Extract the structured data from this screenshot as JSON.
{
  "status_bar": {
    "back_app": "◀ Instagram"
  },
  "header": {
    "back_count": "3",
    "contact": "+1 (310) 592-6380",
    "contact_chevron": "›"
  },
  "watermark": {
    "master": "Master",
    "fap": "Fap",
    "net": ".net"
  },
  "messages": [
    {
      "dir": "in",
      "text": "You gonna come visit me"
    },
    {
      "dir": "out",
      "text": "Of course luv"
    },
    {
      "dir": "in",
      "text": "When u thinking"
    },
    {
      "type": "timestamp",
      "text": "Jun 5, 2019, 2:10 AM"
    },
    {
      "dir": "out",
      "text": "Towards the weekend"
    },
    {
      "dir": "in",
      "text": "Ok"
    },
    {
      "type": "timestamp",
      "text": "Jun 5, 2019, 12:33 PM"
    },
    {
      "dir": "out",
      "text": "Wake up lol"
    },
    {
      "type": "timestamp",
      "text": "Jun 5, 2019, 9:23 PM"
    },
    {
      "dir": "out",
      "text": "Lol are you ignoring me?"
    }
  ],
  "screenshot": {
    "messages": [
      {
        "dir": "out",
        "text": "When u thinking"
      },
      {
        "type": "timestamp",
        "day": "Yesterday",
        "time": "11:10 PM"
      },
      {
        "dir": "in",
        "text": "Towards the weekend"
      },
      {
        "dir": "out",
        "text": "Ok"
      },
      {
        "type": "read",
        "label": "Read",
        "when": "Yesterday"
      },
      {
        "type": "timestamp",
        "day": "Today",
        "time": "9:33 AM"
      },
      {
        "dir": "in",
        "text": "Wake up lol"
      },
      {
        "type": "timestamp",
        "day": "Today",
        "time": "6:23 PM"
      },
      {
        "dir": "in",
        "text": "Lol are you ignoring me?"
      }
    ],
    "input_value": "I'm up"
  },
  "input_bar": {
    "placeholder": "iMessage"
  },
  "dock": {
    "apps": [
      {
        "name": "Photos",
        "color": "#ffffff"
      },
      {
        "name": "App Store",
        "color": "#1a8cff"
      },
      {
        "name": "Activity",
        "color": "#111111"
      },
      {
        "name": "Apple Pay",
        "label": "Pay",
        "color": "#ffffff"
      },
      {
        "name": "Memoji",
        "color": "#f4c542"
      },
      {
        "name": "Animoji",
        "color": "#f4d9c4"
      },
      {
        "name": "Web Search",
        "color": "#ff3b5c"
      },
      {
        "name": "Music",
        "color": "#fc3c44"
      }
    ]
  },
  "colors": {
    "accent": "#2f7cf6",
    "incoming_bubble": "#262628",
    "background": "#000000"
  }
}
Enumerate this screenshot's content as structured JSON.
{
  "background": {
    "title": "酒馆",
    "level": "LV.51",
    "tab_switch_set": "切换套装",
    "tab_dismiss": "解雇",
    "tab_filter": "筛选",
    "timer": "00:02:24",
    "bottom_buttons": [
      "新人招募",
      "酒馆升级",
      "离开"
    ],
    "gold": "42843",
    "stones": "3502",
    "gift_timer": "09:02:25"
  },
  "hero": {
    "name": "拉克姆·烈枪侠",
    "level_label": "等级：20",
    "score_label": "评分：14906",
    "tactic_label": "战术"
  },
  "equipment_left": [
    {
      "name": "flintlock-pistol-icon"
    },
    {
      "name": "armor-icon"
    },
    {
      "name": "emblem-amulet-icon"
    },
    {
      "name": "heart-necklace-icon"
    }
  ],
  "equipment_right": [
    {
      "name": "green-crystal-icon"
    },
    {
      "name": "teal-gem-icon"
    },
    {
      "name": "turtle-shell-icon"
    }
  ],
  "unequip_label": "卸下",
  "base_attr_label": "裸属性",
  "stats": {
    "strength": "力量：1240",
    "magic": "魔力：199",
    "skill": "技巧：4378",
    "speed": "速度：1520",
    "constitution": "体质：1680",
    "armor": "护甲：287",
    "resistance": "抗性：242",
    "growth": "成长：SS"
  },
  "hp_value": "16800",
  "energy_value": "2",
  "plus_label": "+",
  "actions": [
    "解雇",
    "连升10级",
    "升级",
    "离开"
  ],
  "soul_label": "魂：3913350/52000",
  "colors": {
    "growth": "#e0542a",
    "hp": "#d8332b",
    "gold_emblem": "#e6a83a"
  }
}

**What you have to do**: Copy all data exactly, start to finish.

**Result of this exercise**:
Extract the structured data from this screenshot as JSON.
{
  "status_bar": {
    "back_app": "◀ Instagram"
  },
  "header": {
    "back_count": "3",
    "contact": "+1 (310) 592-6380",
    "contact_chevron": "›"
  },
  "watermark": {
    "master": "Master",
    "fap": "Fap",
    "net": ".net"
  },
  "messages": [
    {
      "dir": "in",
      "text": "You gonna come visit me"
    },
    {
      "dir": "out",
      "text": "Of course luv"
    },
    {
      "dir": "in",
      "text": "When u thinking"
    },
    {
      "type": "timestamp",
      "text": "Jun 5, 2019, 2:10 AM"
    },
    {
      "dir": "out",
      "text": "Towards the weekend"
    },
    {
      "dir": "in",
      "text": "Ok"
    },
    {
      "type": "timestamp",
      "text": "Jun 5, 2019, 12:33 PM"
    },
    {
      "dir": "out",
      "text": "Wake up lol"
    },
    {
      "type": "timestamp",
      "text": "Jun 5, 2019, 9:23 PM"
    },
    {
      "dir": "out",
      "text": "Lol are you ignoring me?"
    }
  ],
  "screenshot": {
    "messages": [
      {
        "dir": "out",
        "text": "When u thinking"
      },
      {
        "type": "timestamp",
        "day": "Yesterday",
        "time": "11:10 PM"
      },
      {
        "dir": "in",
        "text": "Towards the weekend"
      },
      {
        "dir": "out",
        "text": "Ok"
      },
      {
        "type": "read",
        "label": "Read",
        "when": "Yesterday"
      },
      {
        "type": "timestamp",
        "day": "Today",
        "time": "9:33 AM"
      },
      {
        "dir": "in",
        "text": "Wake up lol"
      },
      {
        "type": "timestamp",
        "day": "Today",
        "time": "6:23 PM"
      },
      {
        "dir": "in",
        "text": "Lol are you ignoring me?"
      }
    ],
    "input_value": "I'm up"
  },
  "input_bar": {
    "placeholder": "iMessage"
  },
  "dock": {
    "apps": [
      {
        "name": "Photos",
        "color": "#ffffff"
      },
      {
        "name": "App Store",
        "color": "#1a8cff"
      },
      {
        "name": "Activity",
        "color": "#111111"
      },
      {
        "name": "Apple Pay",
        "label": "Pay",
        "color": "#ffffff"
      },
      {
        "name": "Memoji",
        "color": "#f4c542"
      },
      {
        "name": "Animoji",
        "color": "#f4d9c4"
      },
      {
        "name": "Web Search",
        "color": "#ff3b5c"
      },
      {
        "name": "Music",
        "color": "#fc3c44"
      }
    ]
  },
  "colors": {
    "accent": "#2f7cf6",
    "incoming_bubble": "#262628",
    "background": "#000000"
  }
}
Enumerate this screenshot's content as structured JSON.
{
  "background": {
    "title": "酒馆",
    "level": "LV.51",
    "tab_switch_set": "切换套装",
    "tab_dismiss": "解雇",
    "tab_filter": "筛选",
    "timer": "00:02:24",
    "bottom_buttons": [
      "新人招募",
      "酒馆升级",
      "离开"
    ],
    "gold": "42843",
    "stones": "3502",
    "gift_timer": "09:02:25"
  },
  "hero": {
    "name": "拉克姆·烈枪侠",
    "level_label": "等级：20",
    "score_label": "评分：14906",
    "tactic_label": "战术"
  },
  "equipment_left": [
    {
      "name": "flintlock-pistol-icon"
    },
    {
      "name": "armor-icon"
    },
    {
      "name": "emblem-amulet-icon"
    },
    {
      "name": "heart-necklace-icon"
    }
  ],
  "equipment_right": [
    {
      "name": "green-crystal-icon"
    },
    {
      "name": "teal-gem-icon"
    },
    {
      "name": "turtle-shell-icon"
    }
  ],
  "unequip_label": "卸下",
  "base_attr_label": "裸属性",
  "stats": {
    "strength": "力量：1240",
    "magic": "魔力：199",
    "skill": "技巧：4378",
    "speed": "速度：1520",
    "constitution": "体质：1680",
    "armor": "护甲：287",
    "resistance": "抗性：242",
    "growth": "成长：SS"
  },
  "hp_value": "16800",
  "energy_value": "2",
  "plus_label": "+",
  "actions": [
    "解雇",
    "连升10级",
    "升级",
    "离开"
  ],
  "soul_label": "魂：3913350/52000",
  "colors": {
    "growth": "#e0542a",
    "hp": "#d8332b",
    "gold_emblem": "#e6a83a"
  }
}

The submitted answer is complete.